[Begin Extracted data]

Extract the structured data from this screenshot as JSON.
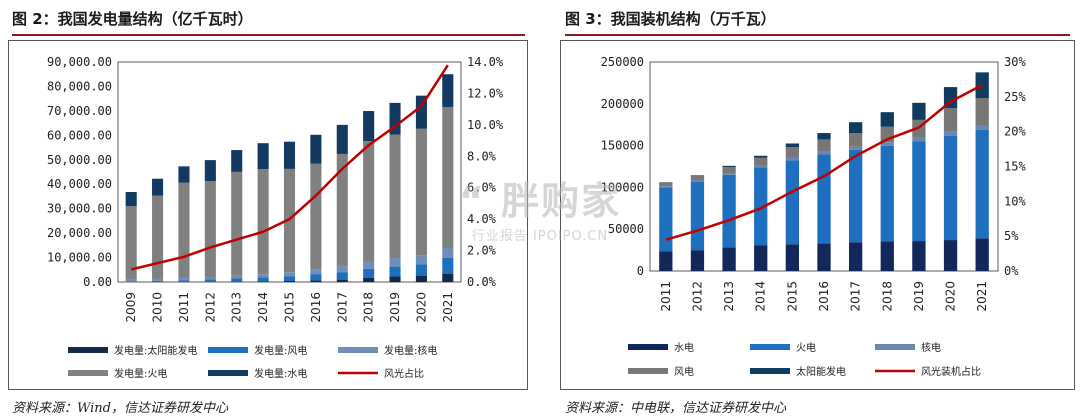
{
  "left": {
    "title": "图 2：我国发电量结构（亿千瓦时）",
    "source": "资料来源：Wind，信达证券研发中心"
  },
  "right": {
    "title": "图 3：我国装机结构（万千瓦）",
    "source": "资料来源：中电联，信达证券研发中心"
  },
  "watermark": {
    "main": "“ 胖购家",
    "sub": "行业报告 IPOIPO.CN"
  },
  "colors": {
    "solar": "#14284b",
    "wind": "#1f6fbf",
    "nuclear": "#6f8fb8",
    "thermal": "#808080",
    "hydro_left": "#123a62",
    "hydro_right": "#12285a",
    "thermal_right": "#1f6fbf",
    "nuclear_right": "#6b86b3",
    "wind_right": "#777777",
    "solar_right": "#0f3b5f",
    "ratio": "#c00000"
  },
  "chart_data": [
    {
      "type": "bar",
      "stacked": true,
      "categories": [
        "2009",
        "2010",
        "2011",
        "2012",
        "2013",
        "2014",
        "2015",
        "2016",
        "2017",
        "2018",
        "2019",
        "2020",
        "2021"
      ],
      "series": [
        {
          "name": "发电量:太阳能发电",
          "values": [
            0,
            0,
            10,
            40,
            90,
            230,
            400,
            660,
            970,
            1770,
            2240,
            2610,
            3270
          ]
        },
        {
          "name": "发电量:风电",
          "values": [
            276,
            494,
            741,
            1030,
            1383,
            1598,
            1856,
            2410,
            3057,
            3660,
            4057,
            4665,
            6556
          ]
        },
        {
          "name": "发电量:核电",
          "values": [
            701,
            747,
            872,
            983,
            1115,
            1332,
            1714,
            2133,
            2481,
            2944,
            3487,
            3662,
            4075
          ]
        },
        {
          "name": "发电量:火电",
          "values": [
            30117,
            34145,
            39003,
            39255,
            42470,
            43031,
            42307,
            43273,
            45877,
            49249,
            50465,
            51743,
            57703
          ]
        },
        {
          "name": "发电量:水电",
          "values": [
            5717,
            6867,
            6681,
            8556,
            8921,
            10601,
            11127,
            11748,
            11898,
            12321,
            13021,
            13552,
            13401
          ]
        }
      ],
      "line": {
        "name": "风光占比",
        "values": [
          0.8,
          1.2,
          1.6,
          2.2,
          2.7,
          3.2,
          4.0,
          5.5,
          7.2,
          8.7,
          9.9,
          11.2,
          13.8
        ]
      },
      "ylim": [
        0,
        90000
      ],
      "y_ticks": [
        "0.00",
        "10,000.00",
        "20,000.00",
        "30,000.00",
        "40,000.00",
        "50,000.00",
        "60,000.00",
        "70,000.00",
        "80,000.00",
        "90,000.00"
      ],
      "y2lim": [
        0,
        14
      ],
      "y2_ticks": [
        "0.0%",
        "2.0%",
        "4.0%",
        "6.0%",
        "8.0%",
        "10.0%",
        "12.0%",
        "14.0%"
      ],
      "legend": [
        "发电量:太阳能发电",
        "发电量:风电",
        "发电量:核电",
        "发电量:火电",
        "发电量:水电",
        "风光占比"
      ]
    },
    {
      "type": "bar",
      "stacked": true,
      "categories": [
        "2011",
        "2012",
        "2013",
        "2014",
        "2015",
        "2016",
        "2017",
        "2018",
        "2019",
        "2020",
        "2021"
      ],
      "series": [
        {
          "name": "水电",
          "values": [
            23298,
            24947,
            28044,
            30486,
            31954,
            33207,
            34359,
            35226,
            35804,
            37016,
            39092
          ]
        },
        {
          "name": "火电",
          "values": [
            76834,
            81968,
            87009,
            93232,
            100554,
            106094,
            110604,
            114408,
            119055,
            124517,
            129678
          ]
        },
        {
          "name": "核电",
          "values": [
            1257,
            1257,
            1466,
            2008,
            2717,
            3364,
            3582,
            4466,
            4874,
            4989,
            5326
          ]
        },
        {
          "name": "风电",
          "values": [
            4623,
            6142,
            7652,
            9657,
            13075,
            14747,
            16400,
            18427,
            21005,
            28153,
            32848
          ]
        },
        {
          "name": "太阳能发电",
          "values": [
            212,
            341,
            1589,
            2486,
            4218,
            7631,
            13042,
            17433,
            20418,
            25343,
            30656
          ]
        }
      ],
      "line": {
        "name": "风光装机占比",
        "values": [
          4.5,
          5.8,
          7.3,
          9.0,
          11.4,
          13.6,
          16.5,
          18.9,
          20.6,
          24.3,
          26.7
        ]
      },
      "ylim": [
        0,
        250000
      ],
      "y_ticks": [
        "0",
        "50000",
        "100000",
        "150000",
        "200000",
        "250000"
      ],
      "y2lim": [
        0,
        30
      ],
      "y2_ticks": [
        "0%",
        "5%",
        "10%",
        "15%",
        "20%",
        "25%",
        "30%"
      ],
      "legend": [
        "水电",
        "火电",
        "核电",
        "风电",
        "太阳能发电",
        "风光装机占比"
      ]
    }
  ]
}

[End Extracted data]
[Begin Extracted data]

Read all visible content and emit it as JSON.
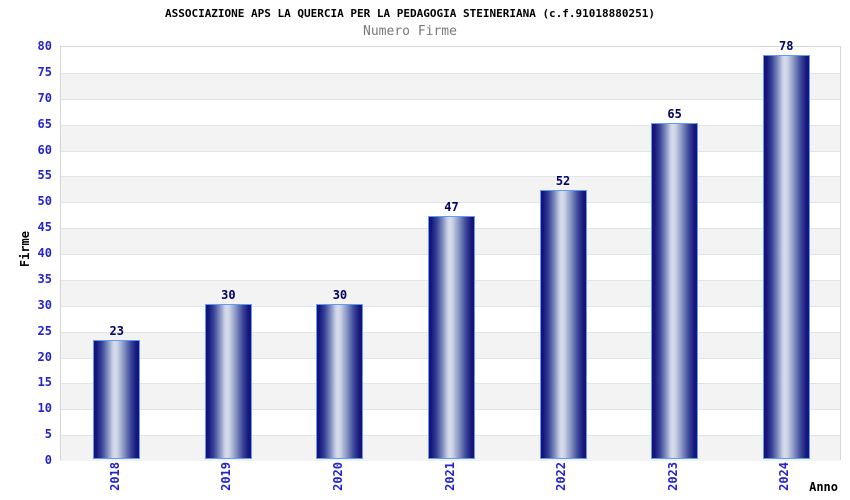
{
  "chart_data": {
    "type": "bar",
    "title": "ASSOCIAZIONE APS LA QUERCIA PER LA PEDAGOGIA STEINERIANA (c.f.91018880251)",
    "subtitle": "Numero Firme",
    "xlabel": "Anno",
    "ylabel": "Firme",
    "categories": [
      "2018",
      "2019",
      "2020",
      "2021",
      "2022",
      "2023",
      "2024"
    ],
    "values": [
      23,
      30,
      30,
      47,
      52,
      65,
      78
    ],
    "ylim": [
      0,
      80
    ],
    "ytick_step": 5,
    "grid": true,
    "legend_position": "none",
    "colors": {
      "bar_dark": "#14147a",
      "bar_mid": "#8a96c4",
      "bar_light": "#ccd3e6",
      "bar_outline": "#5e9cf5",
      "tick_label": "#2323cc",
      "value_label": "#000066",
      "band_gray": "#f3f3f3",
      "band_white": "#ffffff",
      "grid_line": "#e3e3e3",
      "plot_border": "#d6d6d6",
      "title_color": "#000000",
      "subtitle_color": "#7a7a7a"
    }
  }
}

[End Extracted data]

Using the entries above, return each line in which the word "JSON" occurs.

Reply to the task:
Extract the structured data from this screenshot as JSON.
Read all visible content and emit it as JSON.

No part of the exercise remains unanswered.